* PROMPT *
Without the pictures, print each of the records below exactly as it appears.

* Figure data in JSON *
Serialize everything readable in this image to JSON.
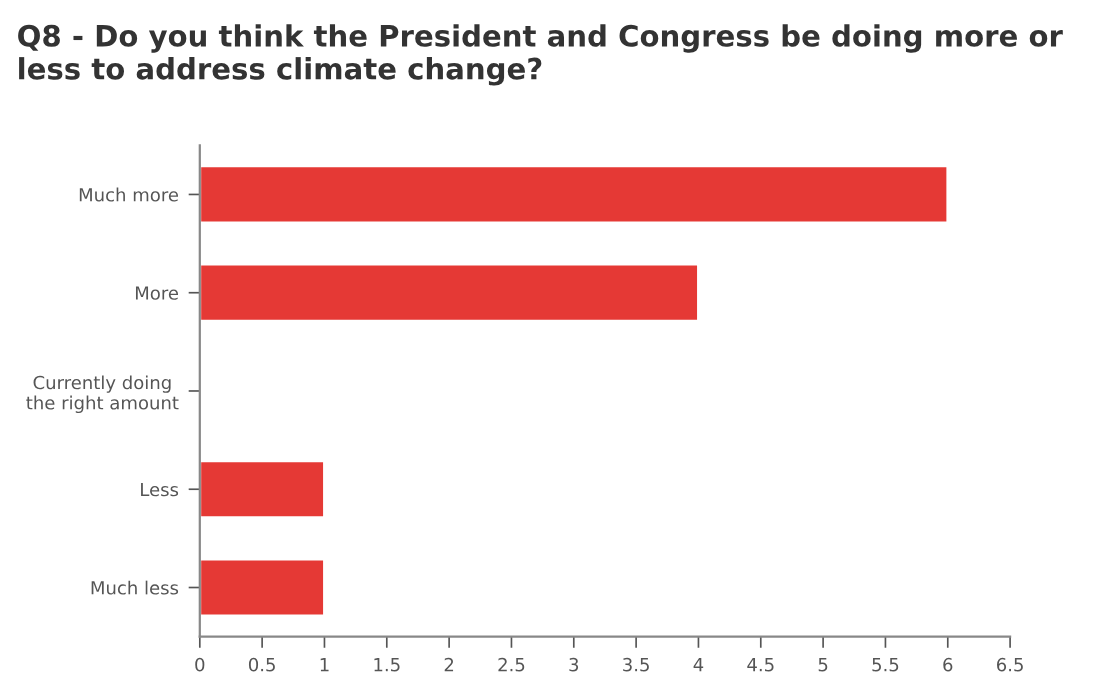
{
  "chart_data": {
    "type": "bar",
    "orientation": "horizontal",
    "title": "Q8 - Do you think the President and Congress be doing more or less to address climate change?",
    "categories": [
      "Much more",
      "More",
      "Currently doing\nthe right amount",
      "Less",
      "Much less"
    ],
    "values": [
      6,
      4,
      null,
      1,
      1
    ],
    "color": "#e53935",
    "xlim": [
      0,
      6.5
    ],
    "xticks": [
      0,
      0.5,
      1,
      1.5,
      2,
      2.5,
      3,
      3.5,
      4,
      4.5,
      5,
      5.5,
      6,
      6.5
    ],
    "grid": false,
    "legend": false
  }
}
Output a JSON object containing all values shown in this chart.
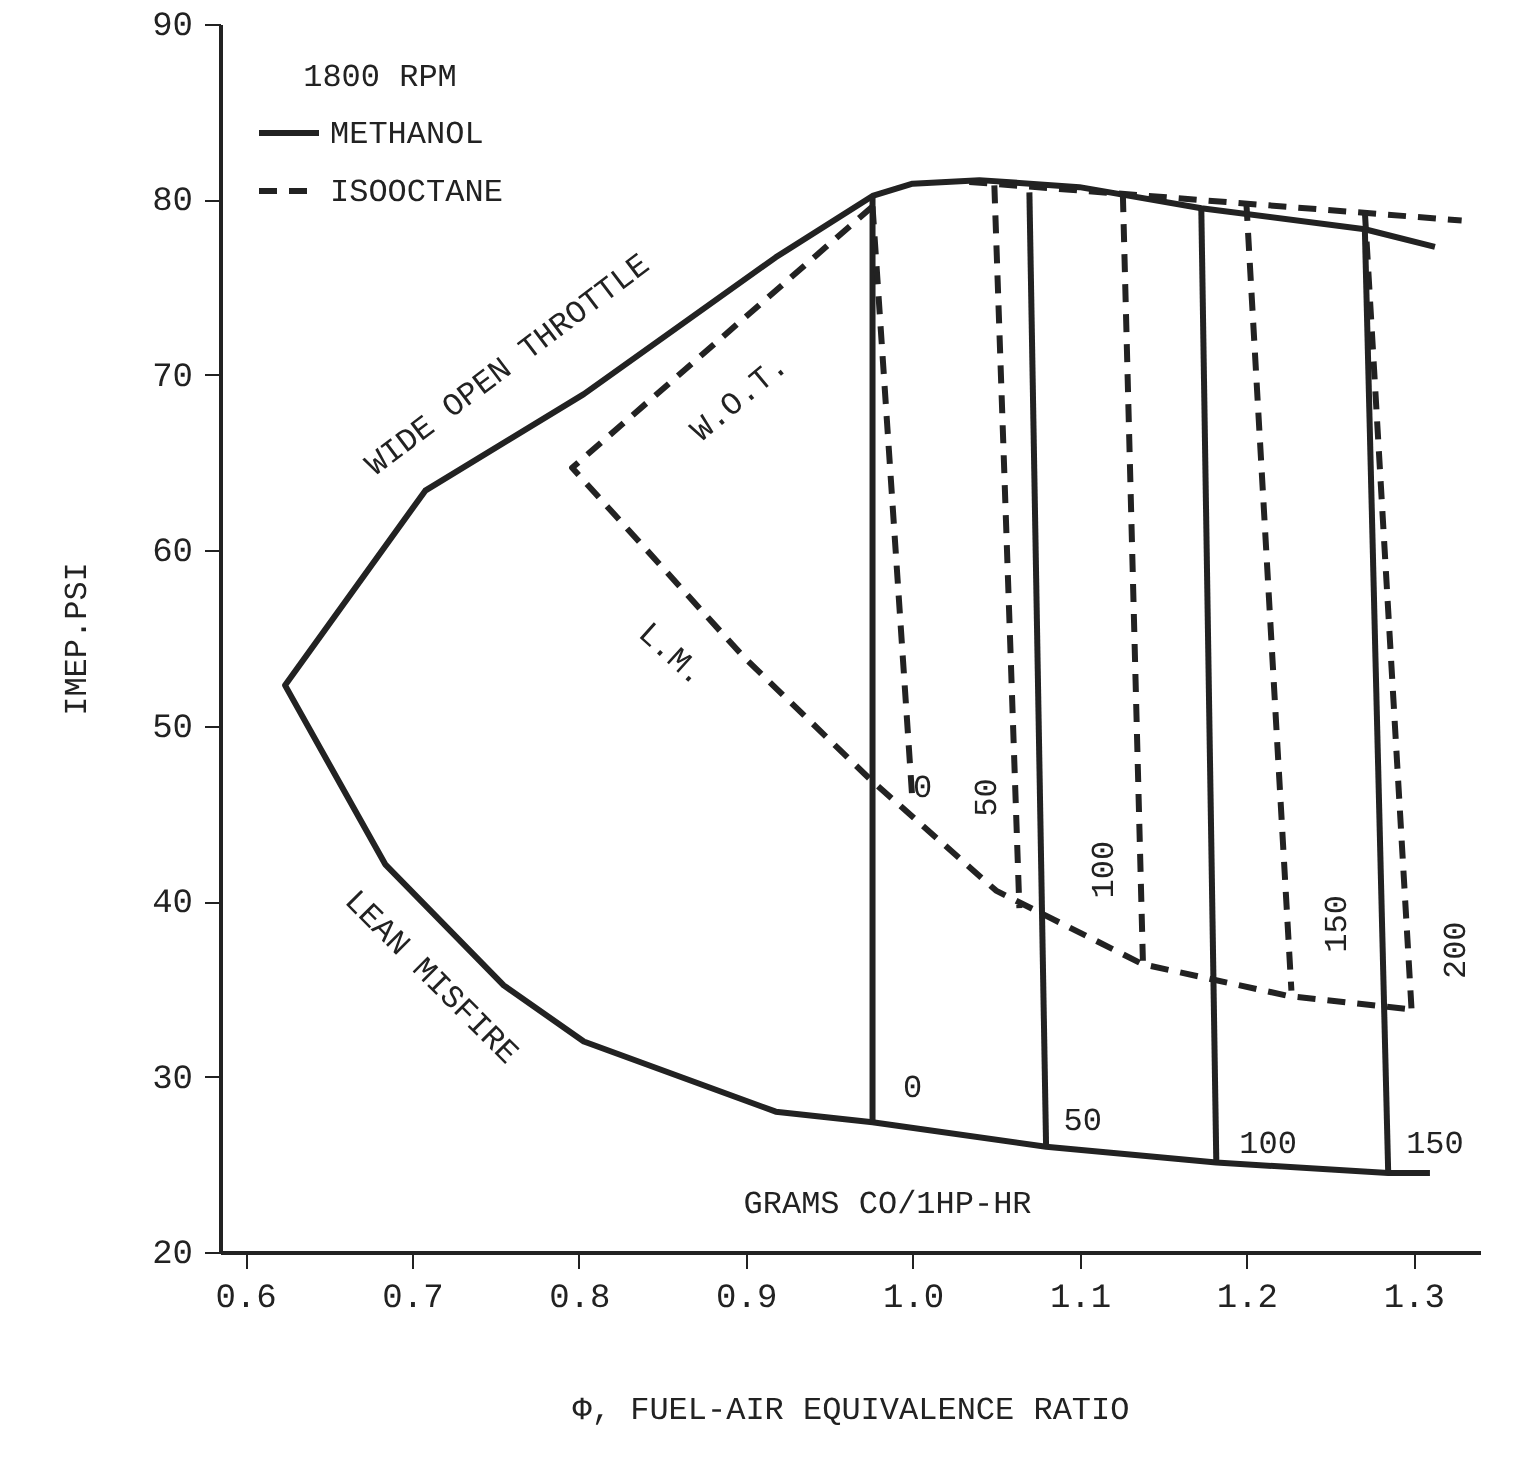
{
  "chart_data": {
    "type": "line",
    "xlabel": "Φ, FUEL-AIR EQUIVALENCE RATIO",
    "ylabel": "IMEP.PSI",
    "legend_title": "1800 RPM",
    "legend": "top left",
    "grid": false,
    "marker": "none",
    "xlim": [
      0.585,
      1.34
    ],
    "ylim": [
      20,
      90
    ],
    "xticks": [
      0.6,
      0.7,
      0.8,
      0.9,
      {
        "value": 1.0,
        "label": "1.0"
      },
      1.1,
      1.2,
      1.3
    ],
    "yticks": [
      20,
      30,
      40,
      50,
      60,
      70,
      80,
      90
    ],
    "series": [
      {
        "name": "METHANOL",
        "color": "#222222",
        "line_style": "solid",
        "x": [
          1.313,
          1.271,
          1.173,
          1.1,
          1.04,
          1.0,
          0.976,
          0.918,
          0.803,
          0.708,
          0.624,
          0.684,
          0.755,
          0.803,
          0.918,
          0.976,
          1.08,
          1.182,
          1.285,
          1.31
        ],
        "values": [
          77.3,
          78.3,
          79.5,
          80.7,
          81.1,
          80.9,
          80.2,
          76.7,
          68.9,
          63.4,
          52.3,
          42.1,
          35.2,
          32.0,
          28.0,
          27.4,
          26.0,
          25.1,
          24.5,
          24.5
        ]
      },
      {
        "name": "ISOOCTANE",
        "color": "#222222",
        "line_style": "dashed",
        "x": [
          0.976,
          0.796,
          0.899,
          0.974,
          1.05,
          1.138,
          1.225,
          1.301
        ],
        "values": [
          79.6,
          64.7,
          53.9,
          47.0,
          40.6,
          36.4,
          34.6,
          33.8
        ]
      },
      {
        "color": "#222222",
        "line_style": "dashed",
        "x": [
          1.034,
          1.329
        ],
        "values": [
          81.0,
          78.8
        ]
      },
      {
        "color": "#222222",
        "line_style": "solid",
        "x": [
          0.976,
          0.976
        ],
        "values": [
          80.2,
          27.4
        ]
      },
      {
        "color": "#222222",
        "line_style": "solid",
        "x": [
          1.07,
          1.08
        ],
        "values": [
          80.4,
          26.0
        ]
      },
      {
        "color": "#222222",
        "line_style": "solid",
        "x": [
          1.173,
          1.182
        ],
        "values": [
          79.5,
          25.1
        ]
      },
      {
        "color": "#222222",
        "line_style": "solid",
        "x": [
          1.271,
          1.285
        ],
        "values": [
          78.3,
          24.5
        ]
      },
      {
        "color": "#222222",
        "line_style": "dashed",
        "x": [
          0.976,
          1.0
        ],
        "values": [
          79.6,
          45.6
        ]
      },
      {
        "color": "#222222",
        "line_style": "dashed",
        "x": [
          1.049,
          1.064
        ],
        "values": [
          80.8,
          39.6
        ]
      },
      {
        "color": "#222222",
        "line_style": "dashed",
        "x": [
          1.126,
          1.138
        ],
        "values": [
          80.3,
          36.6
        ]
      },
      {
        "color": "#222222",
        "line_style": "dashed",
        "x": [
          1.2,
          1.227
        ],
        "values": [
          79.8,
          34.9
        ]
      },
      {
        "color": "#222222",
        "line_style": "dashed",
        "x": [
          1.271,
          1.299
        ],
        "values": [
          79.3,
          33.8
        ]
      }
    ],
    "annotations": [
      "WIDE OPEN THROTTLE",
      "LEAN MISFIRE",
      "W.O.T.",
      "L.M.",
      "GRAMS CO/1HP-HR",
      "0",
      "50",
      "100",
      "150",
      "0",
      "50",
      "100",
      "150",
      "200"
    ]
  }
}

* SOLUTION TO THE PROBLEM *
Serialize everything readable in this image to JSON.
{
  "chart_data": {
    "type": "bar",
    "orientation": "horizontal",
    "title": "Q8 - Do you think the President and Congress be doing more or less to address climate change?",
    "categories": [
      "Much more",
      "More",
      "Currently doing\nthe right amount",
      "Less",
      "Much less"
    ],
    "values": [
      6,
      4,
      null,
      1,
      1
    ],
    "color": "#e53935",
    "xlim": [
      0,
      6.5
    ],
    "xticks": [
      0,
      0.5,
      1,
      1.5,
      2,
      2.5,
      3,
      3.5,
      4,
      4.5,
      5,
      5.5,
      6,
      6.5
    ],
    "grid": false,
    "legend": false
  }
}
Output a JSON object containing all values shown in this chart.
{
  "chart_data": {
    "type": "line",
    "xlabel": "Φ, FUEL-AIR EQUIVALENCE RATIO",
    "ylabel": "IMEP.PSI",
    "legend_title": "1800 RPM",
    "legend": "top left",
    "grid": false,
    "marker": "none",
    "xlim": [
      0.585,
      1.34
    ],
    "ylim": [
      20,
      90
    ],
    "xticks": [
      0.6,
      0.7,
      0.8,
      0.9,
      {
        "value": 1.0,
        "label": "1.0"
      },
      1.1,
      1.2,
      1.3
    ],
    "yticks": [
      20,
      30,
      40,
      50,
      60,
      70,
      80,
      90
    ],
    "series": [
      {
        "name": "METHANOL",
        "color": "#222222",
        "line_style": "solid",
        "x": [
          1.313,
          1.271,
          1.173,
          1.1,
          1.04,
          1.0,
          0.976,
          0.918,
          0.803,
          0.708,
          0.624,
          0.684,
          0.755,
          0.803,
          0.918,
          0.976,
          1.08,
          1.182,
          1.285,
          1.31
        ],
        "values": [
          77.3,
          78.3,
          79.5,
          80.7,
          81.1,
          80.9,
          80.2,
          76.7,
          68.9,
          63.4,
          52.3,
          42.1,
          35.2,
          32.0,
          28.0,
          27.4,
          26.0,
          25.1,
          24.5,
          24.5
        ]
      },
      {
        "name": "ISOOCTANE",
        "color": "#222222",
        "line_style": "dashed",
        "x": [
          0.976,
          0.796,
          0.899,
          0.974,
          1.05,
          1.138,
          1.225,
          1.301
        ],
        "values": [
          79.6,
          64.7,
          53.9,
          47.0,
          40.6,
          36.4,
          34.6,
          33.8
        ]
      },
      {
        "color": "#222222",
        "line_style": "dashed",
        "x": [
          1.034,
          1.329
        ],
        "values": [
          81.0,
          78.8
        ]
      },
      {
        "color": "#222222",
        "line_style": "solid",
        "x": [
          0.976,
          0.976
        ],
        "values": [
          80.2,
          27.4
        ]
      },
      {
        "color": "#222222",
        "line_style": "solid",
        "x": [
          1.07,
          1.08
        ],
        "values": [
          80.4,
          26.0
        ]
      },
      {
        "color": "#222222",
        "line_style": "solid",
        "x": [
          1.173,
          1.182
        ],
        "values": [
          79.5,
          25.1
        ]
      },
      {
        "color": "#222222",
        "line_style": "solid",
        "x": [
          1.271,
          1.285
        ],
        "values": [
          78.3,
          24.5
        ]
      },
      {
        "color": "#222222",
        "line_style": "dashed",
        "x": [
          0.976,
          1.0
        ],
        "values": [
          79.6,
          45.6
        ]
      },
      {
        "color": "#222222",
        "line_style": "dashed",
        "x": [
          1.049,
          1.064
        ],
        "values": [
          80.8,
          39.6
        ]
      },
      {
        "color": "#222222",
        "line_style": "dashed",
        "x": [
          1.126,
          1.138
        ],
        "values": [
          80.3,
          36.6
        ]
      },
      {
        "color": "#222222",
        "line_style": "dashed",
        "x": [
          1.2,
          1.227
        ],
        "values": [
          79.8,
          34.9
        ]
      },
      {
        "color": "#222222",
        "line_style": "dashed",
        "x": [
          1.271,
          1.299
        ],
        "values": [
          79.3,
          33.8
        ]
      }
    ],
    "annotations": [
      "WIDE OPEN THROTTLE",
      "LEAN MISFIRE",
      "W.O.T.",
      "L.M.",
      "GRAMS CO/1HP-HR",
      "0",
      "50",
      "100",
      "150",
      "0",
      "50",
      "100",
      "150",
      "200"
    ]
  }
}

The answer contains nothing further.